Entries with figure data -
******************************
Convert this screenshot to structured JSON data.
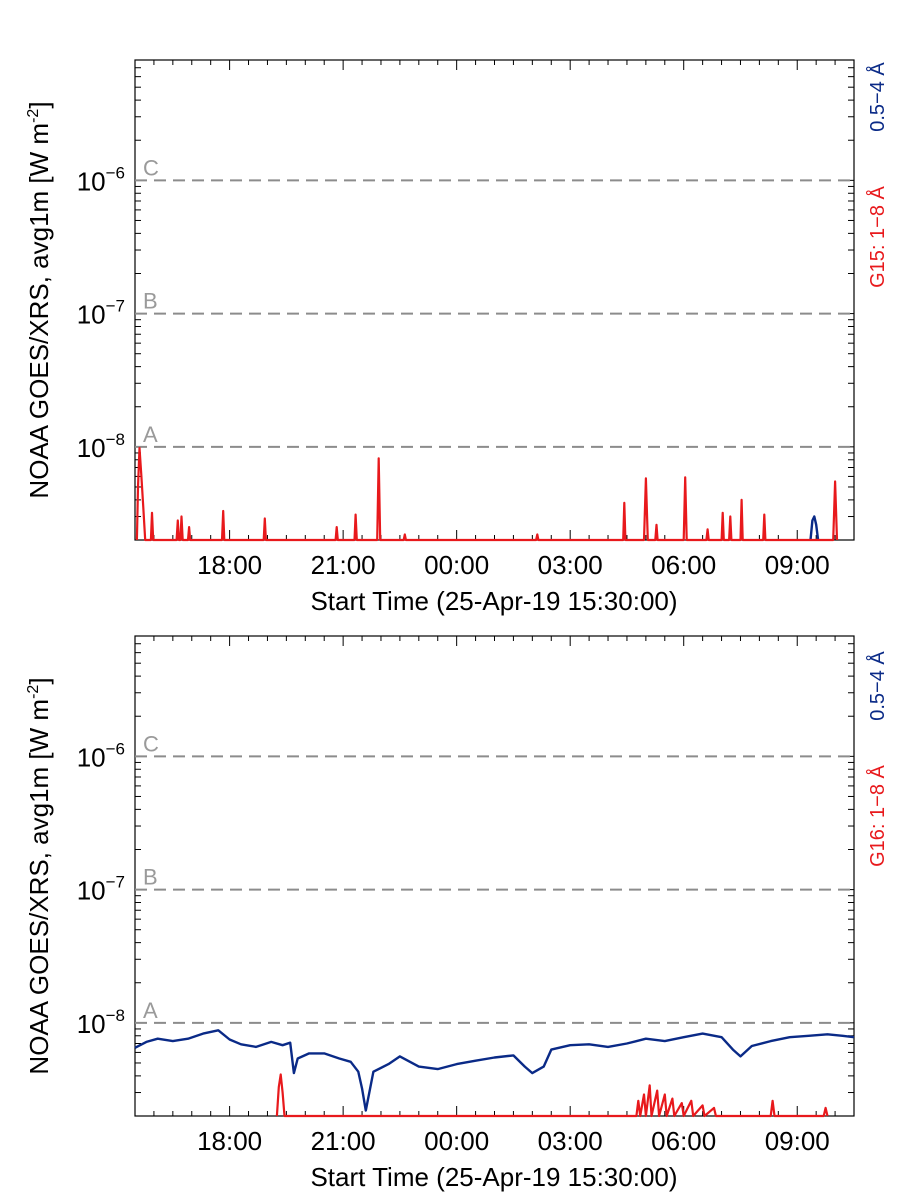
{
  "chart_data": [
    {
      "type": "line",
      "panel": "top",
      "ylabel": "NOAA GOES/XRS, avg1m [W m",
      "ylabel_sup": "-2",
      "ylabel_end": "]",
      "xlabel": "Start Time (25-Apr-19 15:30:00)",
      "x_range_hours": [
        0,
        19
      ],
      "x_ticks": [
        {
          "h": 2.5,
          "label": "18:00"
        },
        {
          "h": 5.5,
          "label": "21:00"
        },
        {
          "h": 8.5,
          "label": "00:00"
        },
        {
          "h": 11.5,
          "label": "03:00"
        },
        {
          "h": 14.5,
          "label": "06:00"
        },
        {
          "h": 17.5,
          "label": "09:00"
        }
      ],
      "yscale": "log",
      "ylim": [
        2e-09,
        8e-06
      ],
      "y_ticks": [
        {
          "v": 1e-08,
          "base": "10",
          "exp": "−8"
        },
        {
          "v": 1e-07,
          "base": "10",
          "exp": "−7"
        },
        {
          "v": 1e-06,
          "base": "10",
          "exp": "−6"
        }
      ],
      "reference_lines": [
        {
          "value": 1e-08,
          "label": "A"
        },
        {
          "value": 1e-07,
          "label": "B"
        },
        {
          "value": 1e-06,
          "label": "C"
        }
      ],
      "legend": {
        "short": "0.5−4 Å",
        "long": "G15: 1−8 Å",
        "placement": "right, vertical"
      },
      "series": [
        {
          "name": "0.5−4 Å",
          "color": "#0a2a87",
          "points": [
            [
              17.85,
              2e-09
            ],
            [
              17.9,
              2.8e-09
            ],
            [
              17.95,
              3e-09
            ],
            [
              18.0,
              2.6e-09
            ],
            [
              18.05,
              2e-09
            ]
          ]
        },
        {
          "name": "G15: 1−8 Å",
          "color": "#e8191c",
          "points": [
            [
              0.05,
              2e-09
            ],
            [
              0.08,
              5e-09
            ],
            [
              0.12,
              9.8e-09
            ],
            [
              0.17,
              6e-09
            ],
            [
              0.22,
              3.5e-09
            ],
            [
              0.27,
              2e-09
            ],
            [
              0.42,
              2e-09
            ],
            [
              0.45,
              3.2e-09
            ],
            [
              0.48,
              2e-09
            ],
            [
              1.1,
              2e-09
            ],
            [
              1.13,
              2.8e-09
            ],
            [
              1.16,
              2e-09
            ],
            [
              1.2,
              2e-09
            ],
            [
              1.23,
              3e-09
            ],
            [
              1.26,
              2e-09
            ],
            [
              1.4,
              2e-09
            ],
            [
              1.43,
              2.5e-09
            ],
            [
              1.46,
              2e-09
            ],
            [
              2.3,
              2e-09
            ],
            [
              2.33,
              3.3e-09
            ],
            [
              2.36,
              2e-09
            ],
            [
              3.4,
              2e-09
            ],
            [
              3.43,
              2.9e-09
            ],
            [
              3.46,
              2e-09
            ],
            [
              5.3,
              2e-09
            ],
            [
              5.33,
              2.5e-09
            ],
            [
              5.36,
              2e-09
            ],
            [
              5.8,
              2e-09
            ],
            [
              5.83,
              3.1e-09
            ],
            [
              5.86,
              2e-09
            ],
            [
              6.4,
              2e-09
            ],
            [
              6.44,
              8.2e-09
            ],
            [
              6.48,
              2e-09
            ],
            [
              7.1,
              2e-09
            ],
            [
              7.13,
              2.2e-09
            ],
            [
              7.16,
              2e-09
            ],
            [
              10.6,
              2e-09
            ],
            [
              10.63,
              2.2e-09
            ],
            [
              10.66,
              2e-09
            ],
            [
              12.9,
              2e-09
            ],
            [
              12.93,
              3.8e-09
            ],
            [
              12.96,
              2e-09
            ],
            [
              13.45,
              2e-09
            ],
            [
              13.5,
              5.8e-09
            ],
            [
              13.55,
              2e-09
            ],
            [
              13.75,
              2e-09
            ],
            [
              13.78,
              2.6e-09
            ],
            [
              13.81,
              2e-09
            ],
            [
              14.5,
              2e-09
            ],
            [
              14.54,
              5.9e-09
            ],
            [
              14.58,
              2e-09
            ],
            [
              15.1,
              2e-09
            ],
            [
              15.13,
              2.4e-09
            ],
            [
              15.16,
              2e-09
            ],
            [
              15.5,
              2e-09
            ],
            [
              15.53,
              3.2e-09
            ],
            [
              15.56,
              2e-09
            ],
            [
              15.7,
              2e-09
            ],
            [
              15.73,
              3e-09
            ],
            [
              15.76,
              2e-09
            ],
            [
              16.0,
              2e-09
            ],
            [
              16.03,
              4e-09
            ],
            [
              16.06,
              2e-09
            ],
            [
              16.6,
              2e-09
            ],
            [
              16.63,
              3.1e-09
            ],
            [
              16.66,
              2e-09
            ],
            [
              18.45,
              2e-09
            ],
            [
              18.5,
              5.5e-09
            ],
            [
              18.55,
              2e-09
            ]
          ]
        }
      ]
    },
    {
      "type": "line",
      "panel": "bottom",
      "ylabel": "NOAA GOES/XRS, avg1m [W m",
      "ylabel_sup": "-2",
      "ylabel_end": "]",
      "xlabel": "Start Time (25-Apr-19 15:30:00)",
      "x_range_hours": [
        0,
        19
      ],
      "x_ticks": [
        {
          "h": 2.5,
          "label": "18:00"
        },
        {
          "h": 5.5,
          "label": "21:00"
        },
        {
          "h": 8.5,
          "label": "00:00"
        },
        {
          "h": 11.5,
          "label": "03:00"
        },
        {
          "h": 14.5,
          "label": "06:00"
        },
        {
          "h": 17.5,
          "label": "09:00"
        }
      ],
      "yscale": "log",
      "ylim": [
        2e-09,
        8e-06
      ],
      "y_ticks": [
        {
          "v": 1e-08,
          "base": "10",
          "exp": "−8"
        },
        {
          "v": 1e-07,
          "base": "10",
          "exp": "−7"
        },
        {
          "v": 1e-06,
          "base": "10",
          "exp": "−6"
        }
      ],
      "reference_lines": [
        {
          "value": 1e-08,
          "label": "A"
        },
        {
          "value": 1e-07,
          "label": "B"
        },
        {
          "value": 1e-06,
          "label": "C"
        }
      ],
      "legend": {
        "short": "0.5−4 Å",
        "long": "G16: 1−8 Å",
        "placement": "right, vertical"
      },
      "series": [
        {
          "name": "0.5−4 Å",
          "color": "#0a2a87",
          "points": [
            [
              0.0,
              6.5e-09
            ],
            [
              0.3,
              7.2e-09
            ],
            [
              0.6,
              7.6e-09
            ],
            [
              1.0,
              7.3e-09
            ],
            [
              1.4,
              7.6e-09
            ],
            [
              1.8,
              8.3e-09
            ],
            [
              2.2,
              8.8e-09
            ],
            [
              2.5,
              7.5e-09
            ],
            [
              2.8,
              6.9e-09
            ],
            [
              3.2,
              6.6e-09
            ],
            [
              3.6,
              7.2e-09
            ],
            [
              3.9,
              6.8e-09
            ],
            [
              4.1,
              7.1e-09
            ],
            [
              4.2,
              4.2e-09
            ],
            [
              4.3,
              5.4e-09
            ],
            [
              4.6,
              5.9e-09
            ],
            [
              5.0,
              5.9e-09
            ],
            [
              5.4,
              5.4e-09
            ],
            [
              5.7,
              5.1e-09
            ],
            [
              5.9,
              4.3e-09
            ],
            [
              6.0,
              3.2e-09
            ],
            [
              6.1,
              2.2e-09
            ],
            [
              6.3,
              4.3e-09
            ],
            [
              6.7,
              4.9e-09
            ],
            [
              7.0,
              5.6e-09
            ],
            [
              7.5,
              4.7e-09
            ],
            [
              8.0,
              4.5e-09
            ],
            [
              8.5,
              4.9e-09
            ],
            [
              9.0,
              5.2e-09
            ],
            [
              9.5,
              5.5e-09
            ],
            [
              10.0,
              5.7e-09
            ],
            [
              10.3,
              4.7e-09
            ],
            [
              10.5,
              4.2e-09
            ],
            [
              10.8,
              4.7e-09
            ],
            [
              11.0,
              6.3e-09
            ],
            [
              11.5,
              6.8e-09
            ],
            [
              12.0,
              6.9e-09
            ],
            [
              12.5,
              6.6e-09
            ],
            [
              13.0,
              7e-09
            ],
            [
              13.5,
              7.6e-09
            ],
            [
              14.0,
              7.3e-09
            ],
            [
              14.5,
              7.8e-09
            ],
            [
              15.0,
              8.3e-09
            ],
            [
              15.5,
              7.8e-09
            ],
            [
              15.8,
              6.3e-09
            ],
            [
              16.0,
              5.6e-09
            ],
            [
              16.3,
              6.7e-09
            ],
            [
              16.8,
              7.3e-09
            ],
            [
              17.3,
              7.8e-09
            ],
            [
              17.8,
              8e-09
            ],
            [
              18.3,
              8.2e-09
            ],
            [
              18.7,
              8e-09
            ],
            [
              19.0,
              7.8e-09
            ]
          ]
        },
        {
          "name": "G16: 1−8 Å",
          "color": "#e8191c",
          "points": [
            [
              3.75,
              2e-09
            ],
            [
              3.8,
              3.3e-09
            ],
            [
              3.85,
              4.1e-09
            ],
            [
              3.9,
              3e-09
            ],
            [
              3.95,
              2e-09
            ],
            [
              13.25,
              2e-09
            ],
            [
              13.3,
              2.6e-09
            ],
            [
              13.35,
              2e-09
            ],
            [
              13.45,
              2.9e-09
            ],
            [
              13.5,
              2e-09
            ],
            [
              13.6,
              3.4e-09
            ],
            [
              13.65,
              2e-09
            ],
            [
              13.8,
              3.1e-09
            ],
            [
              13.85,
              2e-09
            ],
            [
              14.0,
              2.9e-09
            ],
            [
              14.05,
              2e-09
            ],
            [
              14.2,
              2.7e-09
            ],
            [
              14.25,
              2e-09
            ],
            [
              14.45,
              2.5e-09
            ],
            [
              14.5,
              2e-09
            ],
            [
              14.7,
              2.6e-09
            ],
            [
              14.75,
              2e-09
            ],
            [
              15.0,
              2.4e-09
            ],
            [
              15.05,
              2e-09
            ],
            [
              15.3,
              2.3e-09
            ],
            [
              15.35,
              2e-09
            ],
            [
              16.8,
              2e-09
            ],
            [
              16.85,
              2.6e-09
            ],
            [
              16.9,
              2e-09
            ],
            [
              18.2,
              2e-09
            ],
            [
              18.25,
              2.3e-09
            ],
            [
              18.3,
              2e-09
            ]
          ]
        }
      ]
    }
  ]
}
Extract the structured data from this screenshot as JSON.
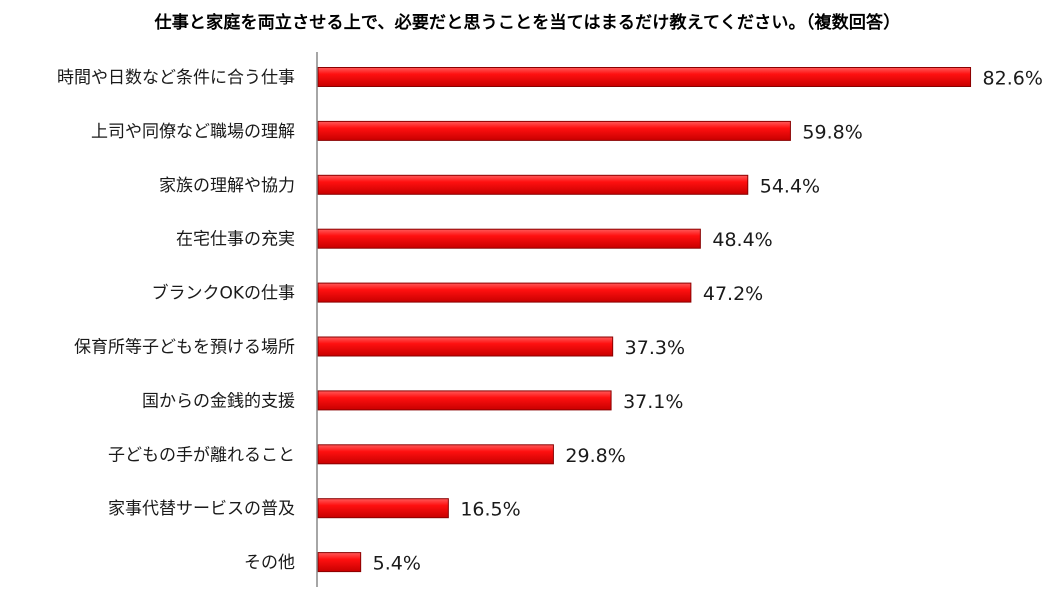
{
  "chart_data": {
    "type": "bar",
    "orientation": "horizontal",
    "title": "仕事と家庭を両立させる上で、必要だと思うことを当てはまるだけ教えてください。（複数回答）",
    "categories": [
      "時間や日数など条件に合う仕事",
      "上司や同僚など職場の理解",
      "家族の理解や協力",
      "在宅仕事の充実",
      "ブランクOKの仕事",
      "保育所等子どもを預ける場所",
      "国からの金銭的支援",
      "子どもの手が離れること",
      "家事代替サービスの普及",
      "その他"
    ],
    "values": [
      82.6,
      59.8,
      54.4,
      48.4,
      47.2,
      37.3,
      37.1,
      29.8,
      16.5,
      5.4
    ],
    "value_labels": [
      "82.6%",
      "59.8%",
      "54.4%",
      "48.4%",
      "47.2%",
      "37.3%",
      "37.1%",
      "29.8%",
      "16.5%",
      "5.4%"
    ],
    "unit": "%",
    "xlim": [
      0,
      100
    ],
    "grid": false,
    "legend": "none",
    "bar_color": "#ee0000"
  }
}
******************************
Exercise instructions -
Copy the final stretch of lines, starting at the one that holds "Extract the structured" and ending at the last line of the data, exactly; omit pictures.

Worked solution -
Extract the structured data from this screenshot as JSON.
{
  "chart_data": {
    "type": "bar",
    "orientation": "horizontal",
    "title": "仕事と家庭を両立させる上で、必要だと思うことを当てはまるだけ教えてください。（複数回答）",
    "categories": [
      "時間や日数など条件に合う仕事",
      "上司や同僚など職場の理解",
      "家族の理解や協力",
      "在宅仕事の充実",
      "ブランクOKの仕事",
      "保育所等子どもを預ける場所",
      "国からの金銭的支援",
      "子どもの手が離れること",
      "家事代替サービスの普及",
      "その他"
    ],
    "values": [
      82.6,
      59.8,
      54.4,
      48.4,
      47.2,
      37.3,
      37.1,
      29.8,
      16.5,
      5.4
    ],
    "value_labels": [
      "82.6%",
      "59.8%",
      "54.4%",
      "48.4%",
      "47.2%",
      "37.3%",
      "37.1%",
      "29.8%",
      "16.5%",
      "5.4%"
    ],
    "unit": "%",
    "xlim": [
      0,
      100
    ],
    "grid": false,
    "legend": "none",
    "bar_color": "#ee0000"
  }
}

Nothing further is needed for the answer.